- The problem -
Each entry has to be copied exactly, with nothing missed.

- Task input -
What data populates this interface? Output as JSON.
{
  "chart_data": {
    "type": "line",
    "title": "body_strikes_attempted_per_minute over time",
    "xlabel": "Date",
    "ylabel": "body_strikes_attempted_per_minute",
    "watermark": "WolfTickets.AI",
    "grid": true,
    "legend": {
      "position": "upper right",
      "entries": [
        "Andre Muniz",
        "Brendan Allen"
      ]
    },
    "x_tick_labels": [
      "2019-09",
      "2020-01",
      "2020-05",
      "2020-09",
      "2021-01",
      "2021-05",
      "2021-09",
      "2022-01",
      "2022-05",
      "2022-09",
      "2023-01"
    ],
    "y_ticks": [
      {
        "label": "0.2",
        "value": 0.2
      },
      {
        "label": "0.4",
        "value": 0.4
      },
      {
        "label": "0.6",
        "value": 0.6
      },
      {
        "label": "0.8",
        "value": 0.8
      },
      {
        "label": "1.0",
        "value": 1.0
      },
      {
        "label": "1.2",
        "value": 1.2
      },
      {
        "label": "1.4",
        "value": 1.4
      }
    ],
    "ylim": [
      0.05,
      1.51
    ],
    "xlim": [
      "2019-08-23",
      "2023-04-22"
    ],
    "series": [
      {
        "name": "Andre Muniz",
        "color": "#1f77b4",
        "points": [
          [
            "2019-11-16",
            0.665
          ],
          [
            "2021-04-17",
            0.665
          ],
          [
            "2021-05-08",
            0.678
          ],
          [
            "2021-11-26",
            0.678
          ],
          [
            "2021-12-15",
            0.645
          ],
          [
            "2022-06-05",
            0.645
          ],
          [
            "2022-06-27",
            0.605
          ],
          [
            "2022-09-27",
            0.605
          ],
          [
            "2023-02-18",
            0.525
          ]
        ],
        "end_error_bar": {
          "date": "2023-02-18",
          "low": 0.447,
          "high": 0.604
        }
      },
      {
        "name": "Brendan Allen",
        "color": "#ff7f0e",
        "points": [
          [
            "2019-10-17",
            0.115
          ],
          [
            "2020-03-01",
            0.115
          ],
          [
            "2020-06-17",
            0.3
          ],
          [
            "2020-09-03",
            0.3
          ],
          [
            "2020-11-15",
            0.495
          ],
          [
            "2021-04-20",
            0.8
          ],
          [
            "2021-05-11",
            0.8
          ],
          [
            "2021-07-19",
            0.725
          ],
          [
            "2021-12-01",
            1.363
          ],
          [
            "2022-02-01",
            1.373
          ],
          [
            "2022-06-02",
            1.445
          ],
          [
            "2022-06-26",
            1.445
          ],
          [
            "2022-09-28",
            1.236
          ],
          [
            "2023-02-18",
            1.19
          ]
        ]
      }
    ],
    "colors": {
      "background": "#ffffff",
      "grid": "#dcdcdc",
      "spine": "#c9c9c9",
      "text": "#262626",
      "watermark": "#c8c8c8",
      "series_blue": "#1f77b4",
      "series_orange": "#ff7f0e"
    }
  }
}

- Answer in full -
What data populates this interface? Output as JSON.
{
  "chart_data": {
    "type": "line",
    "title": "body_strikes_attempted_per_minute over time",
    "xlabel": "Date",
    "ylabel": "body_strikes_attempted_per_minute",
    "watermark": "WolfTickets.AI",
    "grid": true,
    "legend": {
      "position": "upper right",
      "entries": [
        "Andre Muniz",
        "Brendan Allen"
      ]
    },
    "x_tick_labels": [
      "2019-09",
      "2020-01",
      "2020-05",
      "2020-09",
      "2021-01",
      "2021-05",
      "2021-09",
      "2022-01",
      "2022-05",
      "2022-09",
      "2023-01"
    ],
    "y_ticks": [
      {
        "label": "0.2",
        "value": 0.2
      },
      {
        "label": "0.4",
        "value": 0.4
      },
      {
        "label": "0.6",
        "value": 0.6
      },
      {
        "label": "0.8",
        "value": 0.8
      },
      {
        "label": "1.0",
        "value": 1.0
      },
      {
        "label": "1.2",
        "value": 1.2
      },
      {
        "label": "1.4",
        "value": 1.4
      }
    ],
    "ylim": [
      0.05,
      1.51
    ],
    "xlim": [
      "2019-08-23",
      "2023-04-22"
    ],
    "series": [
      {
        "name": "Andre Muniz",
        "color": "#1f77b4",
        "points": [
          [
            "2019-11-16",
            0.665
          ],
          [
            "2021-04-17",
            0.665
          ],
          [
            "2021-05-08",
            0.678
          ],
          [
            "2021-11-26",
            0.678
          ],
          [
            "2021-12-15",
            0.645
          ],
          [
            "2022-06-05",
            0.645
          ],
          [
            "2022-06-27",
            0.605
          ],
          [
            "2022-09-27",
            0.605
          ],
          [
            "2023-02-18",
            0.525
          ]
        ],
        "end_error_bar": {
          "date": "2023-02-18",
          "low": 0.447,
          "high": 0.604
        }
      },
      {
        "name": "Brendan Allen",
        "color": "#ff7f0e",
        "points": [
          [
            "2019-10-17",
            0.115
          ],
          [
            "2020-03-01",
            0.115
          ],
          [
            "2020-06-17",
            0.3
          ],
          [
            "2020-09-03",
            0.3
          ],
          [
            "2020-11-15",
            0.495
          ],
          [
            "2021-04-20",
            0.8
          ],
          [
            "2021-05-11",
            0.8
          ],
          [
            "2021-07-19",
            0.725
          ],
          [
            "2021-12-01",
            1.363
          ],
          [
            "2022-02-01",
            1.373
          ],
          [
            "2022-06-02",
            1.445
          ],
          [
            "2022-06-26",
            1.445
          ],
          [
            "2022-09-28",
            1.236
          ],
          [
            "2023-02-18",
            1.19
          ]
        ]
      }
    ],
    "colors": {
      "background": "#ffffff",
      "grid": "#dcdcdc",
      "spine": "#c9c9c9",
      "text": "#262626",
      "watermark": "#c8c8c8",
      "series_blue": "#1f77b4",
      "series_orange": "#ff7f0e"
    }
  }
}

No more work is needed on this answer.